> **Görev 1**:
Yallah Haci Yallah yazısında "Yallah Haci Yallah’ı" ifadesinden başlayıp "kimlerin eline kaldık?" ifadesi de dahil olmak üzere o noktaya kadar uzanan bölümü harfi harfine yazın.

> **Verilen alıntı**:
-----

10 Ağustos 2017 Perşembe

Yallah Haci Yallah!



Yallah Haci Yallah’ı yazmayı; yaklaşık 18 ay önce Mekke’de düşünmüştüm. Kısmet bugüneymiş!
Sözcü Gazetesinin  “Arapça İkinci Dil Oldu” haberini Manşetten okuyunca, yazmak farz oldu!
Başkent Ankara'nın göbeğinde, Arapça ikinci dil olmuş!




 Niye ki?
Türkçe tedavülden kalkmış, kıran mı girmiş?
Sağlık Bakanlığı: Atatürk'ün annesinin adının verildiği hastane önüne, Arapça tabela dikmiş!
Ne günlere, kimlerin eline kaldık?
Haberini okuyunca; 18 ay önce yazmak isteyip de, bir türlü yazamadığım Yallah Ya Haci Yallah,  kendi kendine dökülüverdi kalemin ucundan.
Biliyorum sizde haberi okudunuz.
Hissediyorum, okuyunca Arapçada nereden çıktı, bu da neyin nesi; demekten kendinizi alamadınız.
Kim bilir daha dudaklarınızdan, yakası açılmadık, güneş görmemiş hangi sözcükler, küfürler döküldü.

-----

> **Sağlanan kayıtlar**:
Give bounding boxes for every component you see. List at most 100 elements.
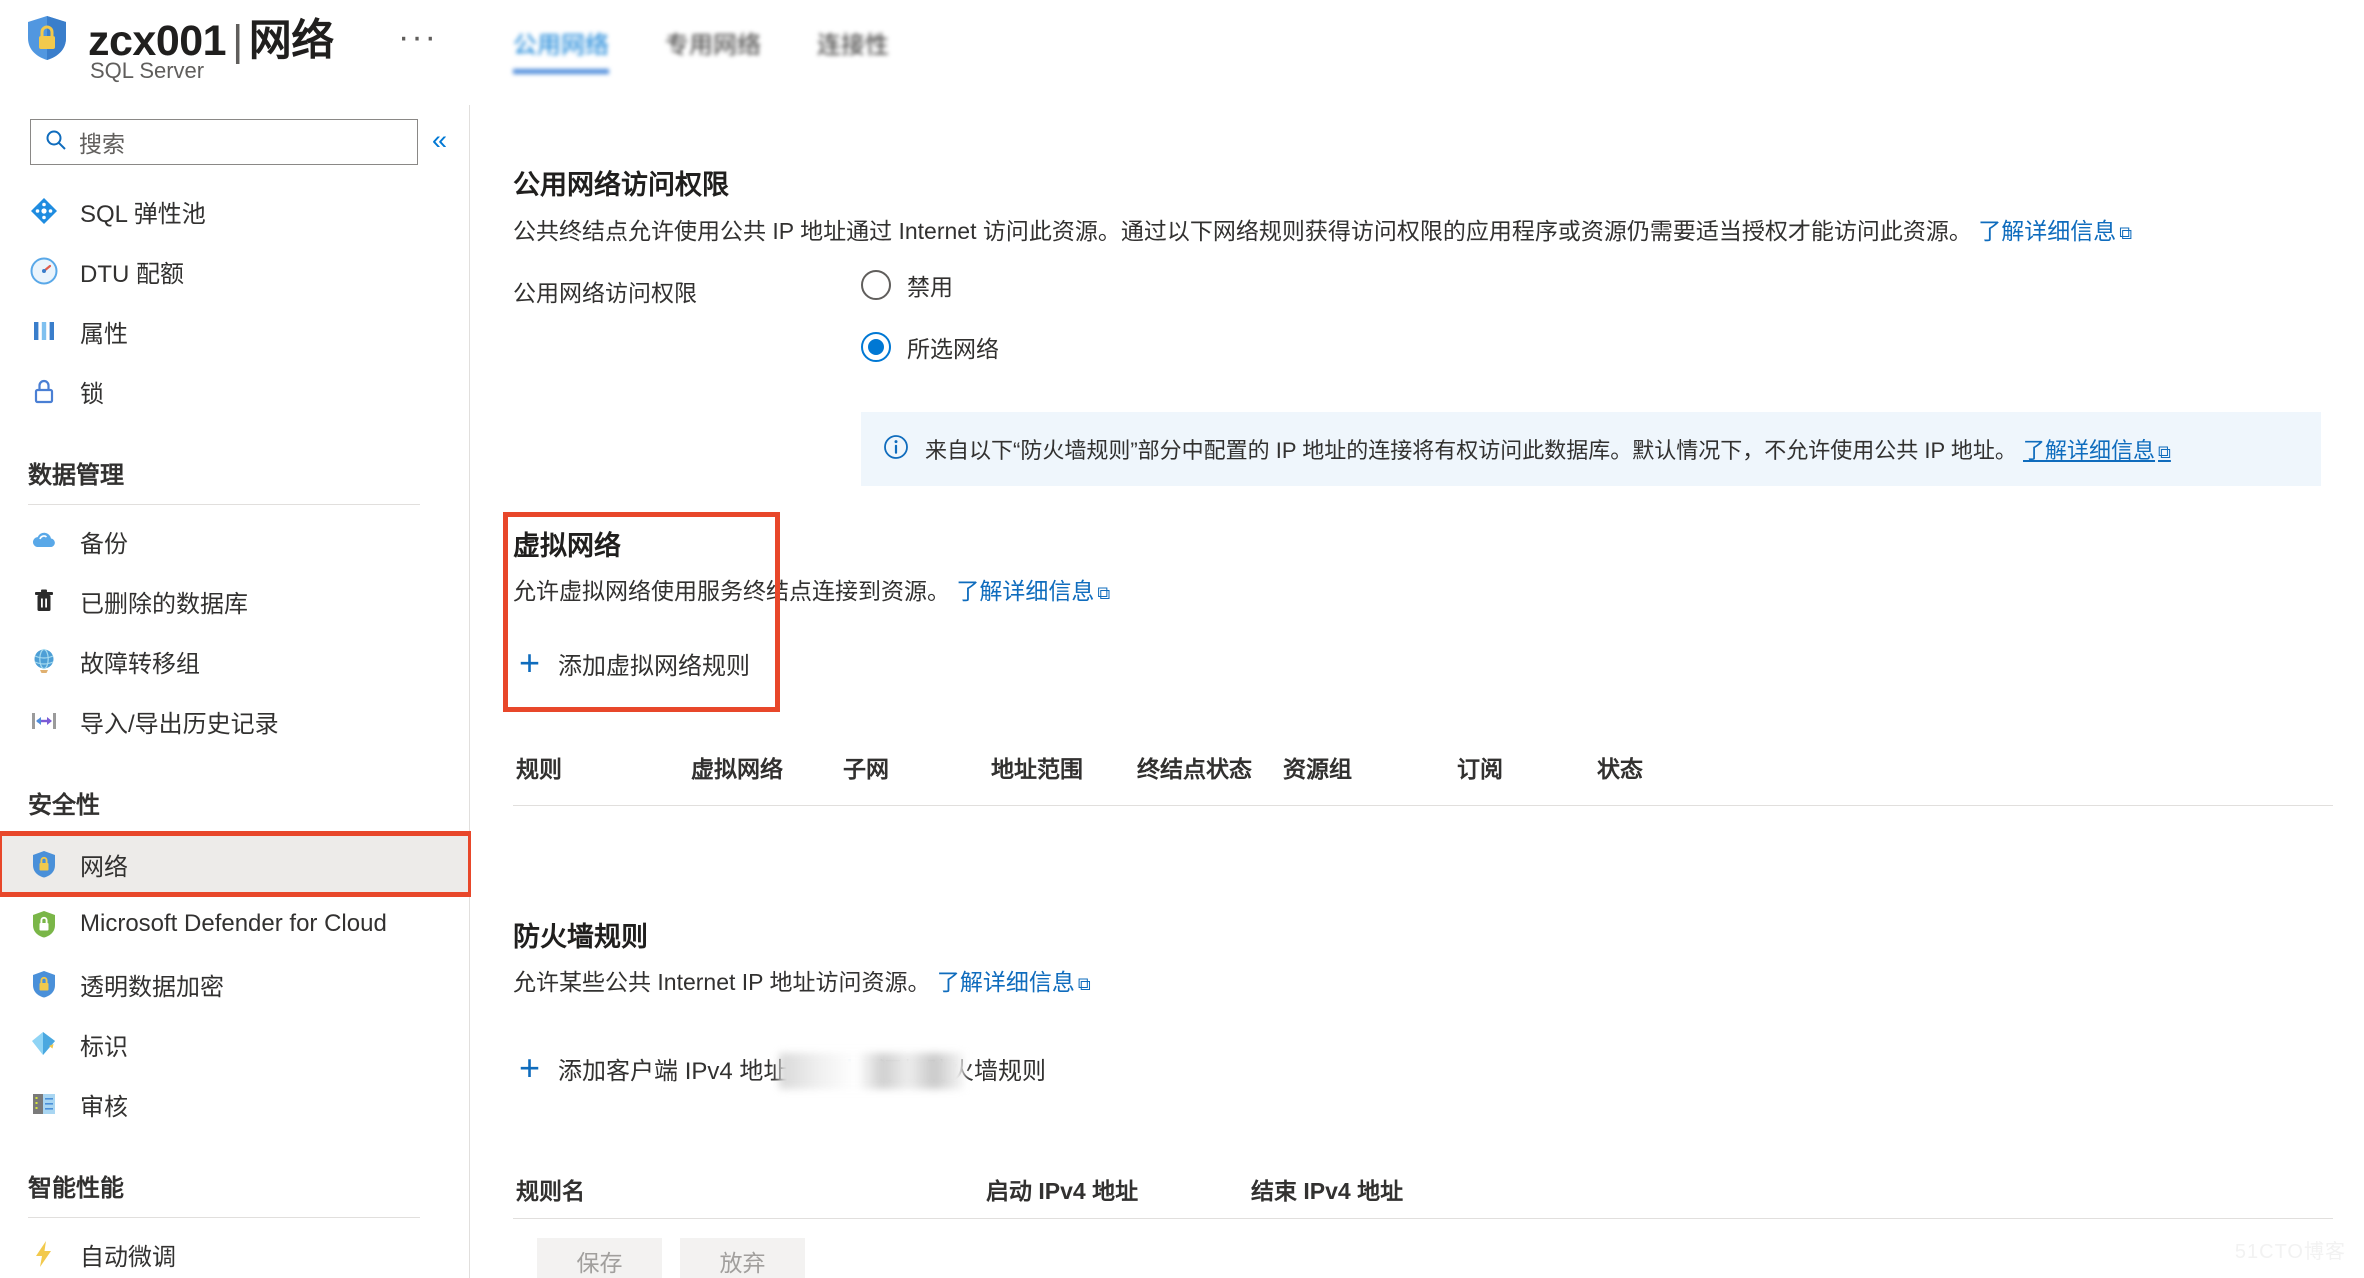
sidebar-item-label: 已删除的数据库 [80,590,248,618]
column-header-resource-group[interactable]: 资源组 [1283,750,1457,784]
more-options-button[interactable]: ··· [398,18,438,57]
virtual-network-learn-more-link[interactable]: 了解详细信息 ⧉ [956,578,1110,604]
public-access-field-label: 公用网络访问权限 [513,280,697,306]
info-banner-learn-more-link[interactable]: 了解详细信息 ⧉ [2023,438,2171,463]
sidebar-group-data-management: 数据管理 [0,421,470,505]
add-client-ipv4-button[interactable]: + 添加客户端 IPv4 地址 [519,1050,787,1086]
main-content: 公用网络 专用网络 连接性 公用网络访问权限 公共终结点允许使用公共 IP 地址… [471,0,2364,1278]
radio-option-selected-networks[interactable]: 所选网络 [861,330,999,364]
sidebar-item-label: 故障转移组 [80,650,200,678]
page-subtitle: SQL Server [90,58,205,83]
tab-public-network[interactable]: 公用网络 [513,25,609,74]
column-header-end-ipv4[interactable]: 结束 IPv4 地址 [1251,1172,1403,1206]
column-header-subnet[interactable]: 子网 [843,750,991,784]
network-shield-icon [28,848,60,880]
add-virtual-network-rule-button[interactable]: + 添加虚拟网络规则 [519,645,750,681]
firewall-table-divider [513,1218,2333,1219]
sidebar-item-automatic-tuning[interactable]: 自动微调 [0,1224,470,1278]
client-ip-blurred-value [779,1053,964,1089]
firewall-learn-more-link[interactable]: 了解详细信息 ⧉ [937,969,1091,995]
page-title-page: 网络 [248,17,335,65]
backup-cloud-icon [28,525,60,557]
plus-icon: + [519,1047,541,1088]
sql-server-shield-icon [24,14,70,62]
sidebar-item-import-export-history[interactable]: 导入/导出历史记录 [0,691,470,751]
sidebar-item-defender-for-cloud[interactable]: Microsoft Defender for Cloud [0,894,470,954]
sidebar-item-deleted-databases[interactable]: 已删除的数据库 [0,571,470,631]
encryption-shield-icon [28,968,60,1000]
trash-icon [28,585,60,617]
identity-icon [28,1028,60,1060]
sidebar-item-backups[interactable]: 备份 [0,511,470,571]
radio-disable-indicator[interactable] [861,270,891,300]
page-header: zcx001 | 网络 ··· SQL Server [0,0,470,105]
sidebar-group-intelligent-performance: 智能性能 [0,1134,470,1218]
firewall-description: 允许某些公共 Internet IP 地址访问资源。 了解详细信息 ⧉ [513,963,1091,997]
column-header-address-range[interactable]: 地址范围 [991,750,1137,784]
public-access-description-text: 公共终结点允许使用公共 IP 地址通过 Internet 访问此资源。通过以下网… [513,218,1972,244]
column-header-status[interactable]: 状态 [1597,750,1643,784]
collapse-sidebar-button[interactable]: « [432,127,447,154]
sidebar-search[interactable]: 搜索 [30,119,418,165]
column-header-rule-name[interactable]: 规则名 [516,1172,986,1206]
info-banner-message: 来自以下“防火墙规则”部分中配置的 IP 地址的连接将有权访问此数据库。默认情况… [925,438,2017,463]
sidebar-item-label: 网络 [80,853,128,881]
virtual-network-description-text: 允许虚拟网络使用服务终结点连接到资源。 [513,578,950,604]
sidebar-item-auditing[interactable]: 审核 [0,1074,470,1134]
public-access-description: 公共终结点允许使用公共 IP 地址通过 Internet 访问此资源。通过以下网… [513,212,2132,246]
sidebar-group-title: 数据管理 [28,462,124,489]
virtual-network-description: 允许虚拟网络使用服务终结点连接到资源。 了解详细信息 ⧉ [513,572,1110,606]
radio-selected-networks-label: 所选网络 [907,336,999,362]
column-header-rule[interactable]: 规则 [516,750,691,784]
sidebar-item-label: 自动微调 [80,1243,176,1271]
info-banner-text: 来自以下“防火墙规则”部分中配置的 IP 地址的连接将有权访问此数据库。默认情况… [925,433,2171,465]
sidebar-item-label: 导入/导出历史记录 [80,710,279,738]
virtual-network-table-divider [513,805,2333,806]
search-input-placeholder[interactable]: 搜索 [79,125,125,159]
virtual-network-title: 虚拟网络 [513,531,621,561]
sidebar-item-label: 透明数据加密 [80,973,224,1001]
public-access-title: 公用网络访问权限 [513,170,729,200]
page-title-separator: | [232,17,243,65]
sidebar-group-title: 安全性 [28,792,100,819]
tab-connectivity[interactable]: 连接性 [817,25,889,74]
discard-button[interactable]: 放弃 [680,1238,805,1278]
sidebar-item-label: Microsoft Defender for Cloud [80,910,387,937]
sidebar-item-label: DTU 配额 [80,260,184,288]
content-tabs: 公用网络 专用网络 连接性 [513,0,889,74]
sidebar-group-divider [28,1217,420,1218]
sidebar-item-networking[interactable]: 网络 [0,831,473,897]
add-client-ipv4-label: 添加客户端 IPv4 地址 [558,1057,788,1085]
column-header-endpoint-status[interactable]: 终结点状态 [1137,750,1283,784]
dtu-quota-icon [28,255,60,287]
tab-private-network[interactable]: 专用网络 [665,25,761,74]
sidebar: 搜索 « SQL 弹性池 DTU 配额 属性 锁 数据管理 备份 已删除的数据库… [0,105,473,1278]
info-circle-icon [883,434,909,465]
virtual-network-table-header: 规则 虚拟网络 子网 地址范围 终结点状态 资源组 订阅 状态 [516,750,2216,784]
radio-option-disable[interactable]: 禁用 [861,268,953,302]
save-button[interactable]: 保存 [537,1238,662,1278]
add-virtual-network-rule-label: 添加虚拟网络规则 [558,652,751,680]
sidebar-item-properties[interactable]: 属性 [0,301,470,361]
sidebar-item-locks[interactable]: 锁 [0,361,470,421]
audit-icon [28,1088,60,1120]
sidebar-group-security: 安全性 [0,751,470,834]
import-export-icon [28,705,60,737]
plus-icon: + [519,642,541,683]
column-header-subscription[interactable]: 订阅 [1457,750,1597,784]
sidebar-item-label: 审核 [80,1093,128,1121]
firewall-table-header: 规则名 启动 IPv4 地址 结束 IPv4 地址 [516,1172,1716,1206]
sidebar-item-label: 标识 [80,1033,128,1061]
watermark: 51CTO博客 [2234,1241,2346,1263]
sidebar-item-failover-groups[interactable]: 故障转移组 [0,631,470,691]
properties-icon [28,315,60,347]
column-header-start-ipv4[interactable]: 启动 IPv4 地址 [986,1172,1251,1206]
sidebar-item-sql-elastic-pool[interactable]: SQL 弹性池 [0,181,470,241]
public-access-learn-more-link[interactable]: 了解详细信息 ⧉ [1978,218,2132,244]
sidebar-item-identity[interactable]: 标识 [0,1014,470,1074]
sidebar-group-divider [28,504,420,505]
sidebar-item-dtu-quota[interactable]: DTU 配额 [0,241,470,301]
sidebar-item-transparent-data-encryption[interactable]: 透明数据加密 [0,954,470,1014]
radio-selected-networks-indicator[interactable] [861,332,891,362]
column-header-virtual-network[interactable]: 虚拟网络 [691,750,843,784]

-----

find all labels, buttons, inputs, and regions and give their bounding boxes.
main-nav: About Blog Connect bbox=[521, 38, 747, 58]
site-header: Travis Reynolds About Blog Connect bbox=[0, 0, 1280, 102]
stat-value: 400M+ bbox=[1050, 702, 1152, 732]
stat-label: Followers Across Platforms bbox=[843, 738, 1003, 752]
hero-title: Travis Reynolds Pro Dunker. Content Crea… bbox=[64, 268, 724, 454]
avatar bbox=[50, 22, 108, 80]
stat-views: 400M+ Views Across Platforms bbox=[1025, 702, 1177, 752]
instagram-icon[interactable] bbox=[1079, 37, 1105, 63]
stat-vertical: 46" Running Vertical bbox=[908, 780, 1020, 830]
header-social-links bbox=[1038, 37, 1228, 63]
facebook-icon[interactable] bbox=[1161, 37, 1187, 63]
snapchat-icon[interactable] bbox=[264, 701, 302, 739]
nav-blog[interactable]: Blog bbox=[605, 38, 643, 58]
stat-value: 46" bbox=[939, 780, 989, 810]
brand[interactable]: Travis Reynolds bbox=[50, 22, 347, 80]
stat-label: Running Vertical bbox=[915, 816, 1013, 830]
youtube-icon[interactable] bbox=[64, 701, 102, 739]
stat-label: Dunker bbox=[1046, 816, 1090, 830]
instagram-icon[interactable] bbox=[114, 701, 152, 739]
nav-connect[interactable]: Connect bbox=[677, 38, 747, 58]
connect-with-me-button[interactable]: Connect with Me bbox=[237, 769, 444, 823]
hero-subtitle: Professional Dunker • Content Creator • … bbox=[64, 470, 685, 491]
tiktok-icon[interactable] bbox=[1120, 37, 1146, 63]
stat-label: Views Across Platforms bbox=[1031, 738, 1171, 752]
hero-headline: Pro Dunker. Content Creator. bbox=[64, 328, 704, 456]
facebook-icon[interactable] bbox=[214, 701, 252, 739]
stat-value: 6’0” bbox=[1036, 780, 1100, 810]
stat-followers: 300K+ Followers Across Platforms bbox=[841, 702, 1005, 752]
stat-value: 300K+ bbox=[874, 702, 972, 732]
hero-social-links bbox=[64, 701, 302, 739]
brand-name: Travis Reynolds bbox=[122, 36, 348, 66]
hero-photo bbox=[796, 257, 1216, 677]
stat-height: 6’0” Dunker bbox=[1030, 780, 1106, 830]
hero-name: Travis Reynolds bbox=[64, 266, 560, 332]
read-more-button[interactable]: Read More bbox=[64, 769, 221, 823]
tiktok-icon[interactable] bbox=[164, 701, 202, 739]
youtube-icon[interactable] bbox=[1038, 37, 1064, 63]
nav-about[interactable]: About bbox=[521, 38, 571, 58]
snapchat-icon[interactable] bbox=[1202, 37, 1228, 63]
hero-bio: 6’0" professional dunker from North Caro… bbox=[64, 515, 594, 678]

-----

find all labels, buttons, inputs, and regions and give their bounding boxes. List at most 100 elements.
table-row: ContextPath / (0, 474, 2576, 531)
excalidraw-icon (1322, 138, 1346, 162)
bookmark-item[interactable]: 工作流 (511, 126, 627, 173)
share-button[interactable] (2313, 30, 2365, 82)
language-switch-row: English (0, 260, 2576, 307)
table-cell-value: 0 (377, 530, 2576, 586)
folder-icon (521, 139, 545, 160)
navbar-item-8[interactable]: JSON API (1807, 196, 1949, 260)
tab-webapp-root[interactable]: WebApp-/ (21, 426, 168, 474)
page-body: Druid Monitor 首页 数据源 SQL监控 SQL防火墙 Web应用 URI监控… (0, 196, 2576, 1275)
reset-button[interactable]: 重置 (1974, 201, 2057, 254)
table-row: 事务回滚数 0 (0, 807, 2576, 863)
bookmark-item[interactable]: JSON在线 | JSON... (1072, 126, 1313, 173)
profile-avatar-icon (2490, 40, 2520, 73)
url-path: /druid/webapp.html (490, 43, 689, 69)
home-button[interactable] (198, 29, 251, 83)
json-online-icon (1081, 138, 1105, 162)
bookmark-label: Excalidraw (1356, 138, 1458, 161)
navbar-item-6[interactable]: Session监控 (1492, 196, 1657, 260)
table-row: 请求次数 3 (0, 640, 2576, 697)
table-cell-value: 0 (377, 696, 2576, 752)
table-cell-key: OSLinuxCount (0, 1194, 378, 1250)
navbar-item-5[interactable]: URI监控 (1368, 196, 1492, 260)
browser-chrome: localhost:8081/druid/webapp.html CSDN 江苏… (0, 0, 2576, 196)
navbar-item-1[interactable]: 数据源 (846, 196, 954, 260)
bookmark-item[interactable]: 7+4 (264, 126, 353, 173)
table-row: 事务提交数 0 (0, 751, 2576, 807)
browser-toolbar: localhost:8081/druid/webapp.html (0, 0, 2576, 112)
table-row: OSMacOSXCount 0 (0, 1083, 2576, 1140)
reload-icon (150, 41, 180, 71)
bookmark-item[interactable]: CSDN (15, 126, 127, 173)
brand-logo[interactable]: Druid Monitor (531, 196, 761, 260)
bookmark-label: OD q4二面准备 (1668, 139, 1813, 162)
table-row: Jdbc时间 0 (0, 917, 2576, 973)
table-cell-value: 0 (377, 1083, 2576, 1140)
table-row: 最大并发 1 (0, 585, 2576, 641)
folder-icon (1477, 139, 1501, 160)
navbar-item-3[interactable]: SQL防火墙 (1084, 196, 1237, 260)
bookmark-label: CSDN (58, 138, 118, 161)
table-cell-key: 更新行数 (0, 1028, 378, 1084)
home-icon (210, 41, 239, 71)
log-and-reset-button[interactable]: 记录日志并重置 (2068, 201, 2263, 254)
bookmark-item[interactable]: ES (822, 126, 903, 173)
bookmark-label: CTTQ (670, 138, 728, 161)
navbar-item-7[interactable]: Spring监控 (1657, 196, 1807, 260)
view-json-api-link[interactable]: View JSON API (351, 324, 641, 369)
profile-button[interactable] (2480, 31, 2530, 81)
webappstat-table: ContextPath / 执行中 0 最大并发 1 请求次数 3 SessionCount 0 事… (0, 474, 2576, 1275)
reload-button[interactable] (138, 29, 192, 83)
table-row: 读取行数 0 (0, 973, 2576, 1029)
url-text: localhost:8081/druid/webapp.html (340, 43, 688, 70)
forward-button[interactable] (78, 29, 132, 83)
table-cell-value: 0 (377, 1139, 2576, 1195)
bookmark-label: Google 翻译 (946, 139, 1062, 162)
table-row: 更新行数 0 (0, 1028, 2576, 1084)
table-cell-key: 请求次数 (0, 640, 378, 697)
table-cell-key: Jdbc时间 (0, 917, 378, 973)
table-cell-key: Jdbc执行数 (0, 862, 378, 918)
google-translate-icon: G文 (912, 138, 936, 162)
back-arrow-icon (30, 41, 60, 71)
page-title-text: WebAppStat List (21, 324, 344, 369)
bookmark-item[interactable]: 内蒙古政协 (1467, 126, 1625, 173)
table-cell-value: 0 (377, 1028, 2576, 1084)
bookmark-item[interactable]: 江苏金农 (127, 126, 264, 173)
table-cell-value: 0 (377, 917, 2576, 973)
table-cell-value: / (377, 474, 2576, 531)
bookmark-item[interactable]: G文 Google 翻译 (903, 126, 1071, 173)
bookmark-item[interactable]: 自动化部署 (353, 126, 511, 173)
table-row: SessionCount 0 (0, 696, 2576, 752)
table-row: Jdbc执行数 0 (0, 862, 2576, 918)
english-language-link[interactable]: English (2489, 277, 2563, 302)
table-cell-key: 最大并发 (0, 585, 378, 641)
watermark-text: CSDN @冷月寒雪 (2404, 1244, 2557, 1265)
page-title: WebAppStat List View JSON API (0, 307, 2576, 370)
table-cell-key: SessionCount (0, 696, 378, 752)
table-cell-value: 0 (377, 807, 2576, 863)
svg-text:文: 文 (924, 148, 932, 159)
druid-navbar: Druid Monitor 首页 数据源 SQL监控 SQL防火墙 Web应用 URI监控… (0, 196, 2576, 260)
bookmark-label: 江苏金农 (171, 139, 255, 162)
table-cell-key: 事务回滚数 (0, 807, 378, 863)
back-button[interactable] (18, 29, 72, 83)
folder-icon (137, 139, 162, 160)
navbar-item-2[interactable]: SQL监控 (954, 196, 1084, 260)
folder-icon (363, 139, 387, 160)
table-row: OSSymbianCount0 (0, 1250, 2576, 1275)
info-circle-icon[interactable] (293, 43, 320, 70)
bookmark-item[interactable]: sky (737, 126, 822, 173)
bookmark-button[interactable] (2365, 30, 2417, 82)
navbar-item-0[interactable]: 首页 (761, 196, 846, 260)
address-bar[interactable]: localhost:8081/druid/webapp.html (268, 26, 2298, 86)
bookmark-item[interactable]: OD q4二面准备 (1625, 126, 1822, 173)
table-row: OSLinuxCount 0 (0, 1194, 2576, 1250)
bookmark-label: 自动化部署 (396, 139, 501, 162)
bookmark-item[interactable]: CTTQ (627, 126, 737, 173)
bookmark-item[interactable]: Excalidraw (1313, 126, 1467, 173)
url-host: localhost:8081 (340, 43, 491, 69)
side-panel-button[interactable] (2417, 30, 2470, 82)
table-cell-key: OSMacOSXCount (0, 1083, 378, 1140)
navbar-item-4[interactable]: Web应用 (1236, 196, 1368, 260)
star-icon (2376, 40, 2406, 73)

-----

> **Görev 2**:
Yukarıdaki kayıtlarda "sidebar-item-label: 已删除的数据库 [80,590,248,618]" geçen satırdan başlayıp "public-access-field-label: 公用网络访问权限 [513,280,697,306]" geçen satır da dahil olmak üzere o satıra kadar uzanan satırları numaralı liste olarak düzenleyin. Boş satırları atlayın ve yalnızca bu satırları verin.

> **Çıktı 1**:
Yallah Haci Yallah’ı yazmayı; yaklaşık 18 ay önce Mekke’de düşünmüştüm. Kısmet bugüneymiş!
Sözcü Gazetesinin  “Arapça İkinci Dil Oldu” haberini Manşetten okuyunca, yazmak farz oldu!
Başkent Ankara'nın göbeğinde, Arapça ikinci dil olmuş!




 Niye ki?
Türkçe tedavülden kalkmış, kıran mı girmiş?
Sağlık Bakanlığı: Atatürk'ün annesinin adının verildiği hastane önüne, Arapça tabela dikmiş!
Ne günlere, kimlerin eline kaldık?

> **Çıktı 2**:
1. sidebar-item-label: 已删除的数据库 [80,590,248,618]
2. column-header-resource-group[interactable]: 资源组 [1283,750,1457,784]
3. more-options-button[interactable]: ··· [398,18,438,57]
4. virtual-network-learn-more-link[interactable]: 了解详细信息 ⧉ [956,578,1110,604]
5. public-access-field-label: 公用网络访问权限 [513,280,697,306]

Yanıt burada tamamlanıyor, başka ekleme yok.